- [Records to use]:

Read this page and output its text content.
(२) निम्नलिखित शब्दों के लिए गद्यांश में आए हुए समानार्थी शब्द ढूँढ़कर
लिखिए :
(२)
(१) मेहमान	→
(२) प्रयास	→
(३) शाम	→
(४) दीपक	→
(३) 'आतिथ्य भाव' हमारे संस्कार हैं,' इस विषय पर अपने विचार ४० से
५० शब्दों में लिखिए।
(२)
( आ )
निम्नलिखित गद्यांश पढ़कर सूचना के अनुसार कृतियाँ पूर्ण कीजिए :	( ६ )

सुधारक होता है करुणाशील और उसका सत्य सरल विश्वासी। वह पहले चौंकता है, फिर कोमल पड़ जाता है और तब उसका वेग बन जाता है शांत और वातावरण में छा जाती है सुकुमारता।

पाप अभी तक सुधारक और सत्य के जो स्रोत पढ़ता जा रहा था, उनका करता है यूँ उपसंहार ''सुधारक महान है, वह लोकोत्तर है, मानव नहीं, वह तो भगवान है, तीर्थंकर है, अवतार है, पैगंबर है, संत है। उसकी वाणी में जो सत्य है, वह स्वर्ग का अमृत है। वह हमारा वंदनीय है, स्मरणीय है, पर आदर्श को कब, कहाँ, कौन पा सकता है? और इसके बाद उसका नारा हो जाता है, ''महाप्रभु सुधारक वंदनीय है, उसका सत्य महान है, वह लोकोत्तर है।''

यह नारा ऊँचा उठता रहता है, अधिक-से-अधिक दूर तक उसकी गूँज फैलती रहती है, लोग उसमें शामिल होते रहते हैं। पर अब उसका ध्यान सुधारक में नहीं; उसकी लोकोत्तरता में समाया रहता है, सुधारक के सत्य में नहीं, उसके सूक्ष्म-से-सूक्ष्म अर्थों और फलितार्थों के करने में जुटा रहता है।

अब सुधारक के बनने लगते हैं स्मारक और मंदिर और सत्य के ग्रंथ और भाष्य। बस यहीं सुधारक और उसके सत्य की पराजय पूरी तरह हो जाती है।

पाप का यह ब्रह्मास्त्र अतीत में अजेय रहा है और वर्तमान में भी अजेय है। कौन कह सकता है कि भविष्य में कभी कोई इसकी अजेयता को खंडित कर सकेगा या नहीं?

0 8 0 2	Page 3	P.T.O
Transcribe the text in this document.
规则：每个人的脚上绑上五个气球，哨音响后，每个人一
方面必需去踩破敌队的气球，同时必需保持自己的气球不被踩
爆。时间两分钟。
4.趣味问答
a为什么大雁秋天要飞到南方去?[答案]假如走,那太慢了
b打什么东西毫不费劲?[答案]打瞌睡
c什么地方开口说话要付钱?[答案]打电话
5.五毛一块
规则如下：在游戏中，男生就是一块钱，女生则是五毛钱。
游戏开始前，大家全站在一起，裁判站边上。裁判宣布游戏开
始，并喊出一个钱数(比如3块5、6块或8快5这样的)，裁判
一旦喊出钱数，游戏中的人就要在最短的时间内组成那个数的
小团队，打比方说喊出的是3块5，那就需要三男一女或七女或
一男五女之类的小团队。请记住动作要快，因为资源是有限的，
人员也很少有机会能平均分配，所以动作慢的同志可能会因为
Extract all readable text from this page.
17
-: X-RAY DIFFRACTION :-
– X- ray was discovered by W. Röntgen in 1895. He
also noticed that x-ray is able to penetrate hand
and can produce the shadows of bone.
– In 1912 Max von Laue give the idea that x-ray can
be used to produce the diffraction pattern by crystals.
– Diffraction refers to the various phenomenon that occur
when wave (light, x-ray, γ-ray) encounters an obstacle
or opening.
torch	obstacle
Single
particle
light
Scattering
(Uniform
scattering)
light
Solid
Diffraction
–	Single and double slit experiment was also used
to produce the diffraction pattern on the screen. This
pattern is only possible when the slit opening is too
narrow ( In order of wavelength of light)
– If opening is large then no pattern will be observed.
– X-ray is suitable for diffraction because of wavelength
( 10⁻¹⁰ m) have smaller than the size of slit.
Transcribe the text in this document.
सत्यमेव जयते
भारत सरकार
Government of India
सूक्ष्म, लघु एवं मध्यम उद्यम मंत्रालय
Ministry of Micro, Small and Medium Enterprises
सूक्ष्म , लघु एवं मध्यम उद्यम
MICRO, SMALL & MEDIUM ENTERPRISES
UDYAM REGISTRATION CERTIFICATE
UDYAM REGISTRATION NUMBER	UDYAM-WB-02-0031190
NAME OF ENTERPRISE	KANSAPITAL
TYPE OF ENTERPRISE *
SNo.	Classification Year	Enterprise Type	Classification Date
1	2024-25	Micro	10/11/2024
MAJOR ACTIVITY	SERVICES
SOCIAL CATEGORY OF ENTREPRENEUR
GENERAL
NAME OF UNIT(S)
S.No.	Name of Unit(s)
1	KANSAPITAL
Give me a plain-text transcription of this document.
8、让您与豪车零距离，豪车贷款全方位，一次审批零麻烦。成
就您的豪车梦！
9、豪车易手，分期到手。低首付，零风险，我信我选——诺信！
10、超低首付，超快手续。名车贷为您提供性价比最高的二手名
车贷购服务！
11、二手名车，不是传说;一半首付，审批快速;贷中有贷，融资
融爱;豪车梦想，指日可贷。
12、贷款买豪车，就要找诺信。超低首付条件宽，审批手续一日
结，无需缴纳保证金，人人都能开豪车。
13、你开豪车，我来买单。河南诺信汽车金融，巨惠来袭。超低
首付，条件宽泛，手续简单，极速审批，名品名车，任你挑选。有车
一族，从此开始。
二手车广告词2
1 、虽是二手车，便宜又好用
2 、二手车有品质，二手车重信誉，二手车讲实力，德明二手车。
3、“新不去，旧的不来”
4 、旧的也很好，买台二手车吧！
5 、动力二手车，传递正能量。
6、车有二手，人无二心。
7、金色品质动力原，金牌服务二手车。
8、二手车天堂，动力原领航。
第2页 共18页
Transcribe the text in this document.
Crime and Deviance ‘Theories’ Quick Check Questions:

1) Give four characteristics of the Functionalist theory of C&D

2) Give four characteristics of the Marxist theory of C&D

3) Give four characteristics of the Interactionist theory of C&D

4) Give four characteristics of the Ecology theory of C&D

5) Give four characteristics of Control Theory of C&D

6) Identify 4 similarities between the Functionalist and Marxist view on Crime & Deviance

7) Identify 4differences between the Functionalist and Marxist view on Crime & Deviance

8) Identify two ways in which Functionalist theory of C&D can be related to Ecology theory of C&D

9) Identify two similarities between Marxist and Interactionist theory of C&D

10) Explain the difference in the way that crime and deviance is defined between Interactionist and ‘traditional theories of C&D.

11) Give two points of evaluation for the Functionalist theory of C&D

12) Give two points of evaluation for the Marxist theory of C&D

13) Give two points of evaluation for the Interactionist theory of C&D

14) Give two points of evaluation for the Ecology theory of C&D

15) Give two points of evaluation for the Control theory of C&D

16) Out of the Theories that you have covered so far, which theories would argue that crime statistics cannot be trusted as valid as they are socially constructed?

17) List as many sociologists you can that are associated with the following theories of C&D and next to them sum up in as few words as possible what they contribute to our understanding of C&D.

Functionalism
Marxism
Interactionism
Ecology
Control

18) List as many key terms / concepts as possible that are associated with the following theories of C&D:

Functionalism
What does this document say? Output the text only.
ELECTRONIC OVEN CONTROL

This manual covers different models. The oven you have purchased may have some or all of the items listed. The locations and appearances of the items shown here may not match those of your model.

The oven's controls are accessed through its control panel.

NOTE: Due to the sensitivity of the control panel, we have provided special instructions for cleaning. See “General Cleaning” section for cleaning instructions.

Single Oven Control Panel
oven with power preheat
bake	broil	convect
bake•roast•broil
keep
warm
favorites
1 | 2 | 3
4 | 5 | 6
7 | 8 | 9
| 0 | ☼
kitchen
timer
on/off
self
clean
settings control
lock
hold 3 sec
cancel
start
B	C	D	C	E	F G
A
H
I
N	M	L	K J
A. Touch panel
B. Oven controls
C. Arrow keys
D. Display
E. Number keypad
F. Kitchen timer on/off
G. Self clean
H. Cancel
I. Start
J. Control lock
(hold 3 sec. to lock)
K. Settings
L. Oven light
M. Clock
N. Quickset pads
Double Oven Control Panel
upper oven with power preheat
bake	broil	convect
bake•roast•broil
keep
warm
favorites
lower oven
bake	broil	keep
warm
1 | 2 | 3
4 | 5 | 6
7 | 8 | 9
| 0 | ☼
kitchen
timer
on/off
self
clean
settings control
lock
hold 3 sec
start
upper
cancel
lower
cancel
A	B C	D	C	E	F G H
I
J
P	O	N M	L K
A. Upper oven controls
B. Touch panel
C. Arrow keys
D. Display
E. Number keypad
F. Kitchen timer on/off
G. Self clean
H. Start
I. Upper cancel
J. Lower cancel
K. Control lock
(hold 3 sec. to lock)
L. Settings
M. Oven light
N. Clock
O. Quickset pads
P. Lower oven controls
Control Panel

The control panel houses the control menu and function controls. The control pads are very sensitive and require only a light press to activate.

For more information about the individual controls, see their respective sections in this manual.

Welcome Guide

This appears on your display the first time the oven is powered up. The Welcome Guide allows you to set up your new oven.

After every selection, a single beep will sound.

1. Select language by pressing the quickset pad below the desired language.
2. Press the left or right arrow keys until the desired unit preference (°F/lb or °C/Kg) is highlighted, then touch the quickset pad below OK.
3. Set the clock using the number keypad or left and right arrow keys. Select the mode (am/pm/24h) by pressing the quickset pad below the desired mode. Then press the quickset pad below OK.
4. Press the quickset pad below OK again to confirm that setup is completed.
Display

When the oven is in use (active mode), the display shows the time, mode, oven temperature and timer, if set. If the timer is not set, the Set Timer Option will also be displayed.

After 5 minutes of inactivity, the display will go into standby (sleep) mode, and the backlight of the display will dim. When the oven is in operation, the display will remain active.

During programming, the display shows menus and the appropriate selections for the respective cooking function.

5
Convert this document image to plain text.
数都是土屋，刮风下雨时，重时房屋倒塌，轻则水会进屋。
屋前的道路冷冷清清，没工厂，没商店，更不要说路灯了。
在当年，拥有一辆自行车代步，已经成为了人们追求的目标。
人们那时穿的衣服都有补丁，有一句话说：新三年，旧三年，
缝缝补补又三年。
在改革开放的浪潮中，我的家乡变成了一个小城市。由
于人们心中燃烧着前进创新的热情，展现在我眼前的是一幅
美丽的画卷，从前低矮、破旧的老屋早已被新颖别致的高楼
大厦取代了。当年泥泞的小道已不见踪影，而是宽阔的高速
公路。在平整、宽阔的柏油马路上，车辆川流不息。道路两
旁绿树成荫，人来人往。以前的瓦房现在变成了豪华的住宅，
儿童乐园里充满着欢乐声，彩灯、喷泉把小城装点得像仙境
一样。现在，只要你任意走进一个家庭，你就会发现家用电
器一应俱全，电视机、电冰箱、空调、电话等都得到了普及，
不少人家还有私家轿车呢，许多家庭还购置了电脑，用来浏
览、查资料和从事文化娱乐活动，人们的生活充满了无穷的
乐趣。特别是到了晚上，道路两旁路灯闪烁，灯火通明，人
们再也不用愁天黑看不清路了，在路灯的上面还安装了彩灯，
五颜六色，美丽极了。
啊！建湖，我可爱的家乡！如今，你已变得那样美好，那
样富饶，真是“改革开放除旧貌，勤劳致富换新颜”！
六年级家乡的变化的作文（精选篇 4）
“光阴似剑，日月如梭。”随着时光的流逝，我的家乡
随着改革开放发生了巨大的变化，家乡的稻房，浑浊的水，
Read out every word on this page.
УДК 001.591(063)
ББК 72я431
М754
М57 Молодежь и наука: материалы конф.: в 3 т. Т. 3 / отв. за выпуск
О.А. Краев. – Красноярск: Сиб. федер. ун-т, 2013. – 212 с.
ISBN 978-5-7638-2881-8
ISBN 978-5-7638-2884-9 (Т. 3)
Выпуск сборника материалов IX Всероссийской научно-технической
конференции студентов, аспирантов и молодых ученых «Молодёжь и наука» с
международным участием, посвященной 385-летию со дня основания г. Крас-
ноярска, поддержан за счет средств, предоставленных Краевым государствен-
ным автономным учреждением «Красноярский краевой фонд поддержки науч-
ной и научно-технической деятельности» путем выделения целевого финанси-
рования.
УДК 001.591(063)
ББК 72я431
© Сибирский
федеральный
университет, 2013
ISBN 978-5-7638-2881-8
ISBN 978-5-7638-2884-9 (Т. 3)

- [Written problem]: Each line that contains the string "four" counts once; report how many such lines the entries have, giving only the number.

- [Output]: 5